#### WHAT NEEDS TO BE DONE
Locate each line with the string "Strike" in the listing below and copy it.
——
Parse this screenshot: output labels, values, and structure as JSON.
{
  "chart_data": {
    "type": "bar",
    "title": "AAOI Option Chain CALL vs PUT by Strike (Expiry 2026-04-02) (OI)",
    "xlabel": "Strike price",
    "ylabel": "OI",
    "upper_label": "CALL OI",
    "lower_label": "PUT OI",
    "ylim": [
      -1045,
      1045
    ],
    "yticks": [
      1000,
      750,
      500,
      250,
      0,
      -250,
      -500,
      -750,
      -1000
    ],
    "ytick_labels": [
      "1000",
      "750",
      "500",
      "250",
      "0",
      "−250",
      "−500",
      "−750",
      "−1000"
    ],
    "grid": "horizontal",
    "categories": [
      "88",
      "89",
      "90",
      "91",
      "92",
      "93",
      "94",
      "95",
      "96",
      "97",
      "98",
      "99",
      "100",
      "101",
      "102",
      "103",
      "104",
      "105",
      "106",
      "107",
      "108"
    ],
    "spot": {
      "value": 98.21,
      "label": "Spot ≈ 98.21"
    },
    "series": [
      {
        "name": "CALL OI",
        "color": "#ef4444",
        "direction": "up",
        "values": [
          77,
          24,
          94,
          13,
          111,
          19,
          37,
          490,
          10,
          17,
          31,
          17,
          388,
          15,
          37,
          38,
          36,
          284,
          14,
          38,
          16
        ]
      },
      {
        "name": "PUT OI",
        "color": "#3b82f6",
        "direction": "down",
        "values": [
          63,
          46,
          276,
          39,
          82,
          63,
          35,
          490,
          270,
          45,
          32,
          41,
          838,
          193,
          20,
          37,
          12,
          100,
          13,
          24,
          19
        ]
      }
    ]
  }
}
——
#### ANSWER FOR THE TASK
    "title": "AAOI Option Chain CALL vs PUT by Strike (Expiry 2026-04-02) (OI)",
    "xlabel": "Strike price",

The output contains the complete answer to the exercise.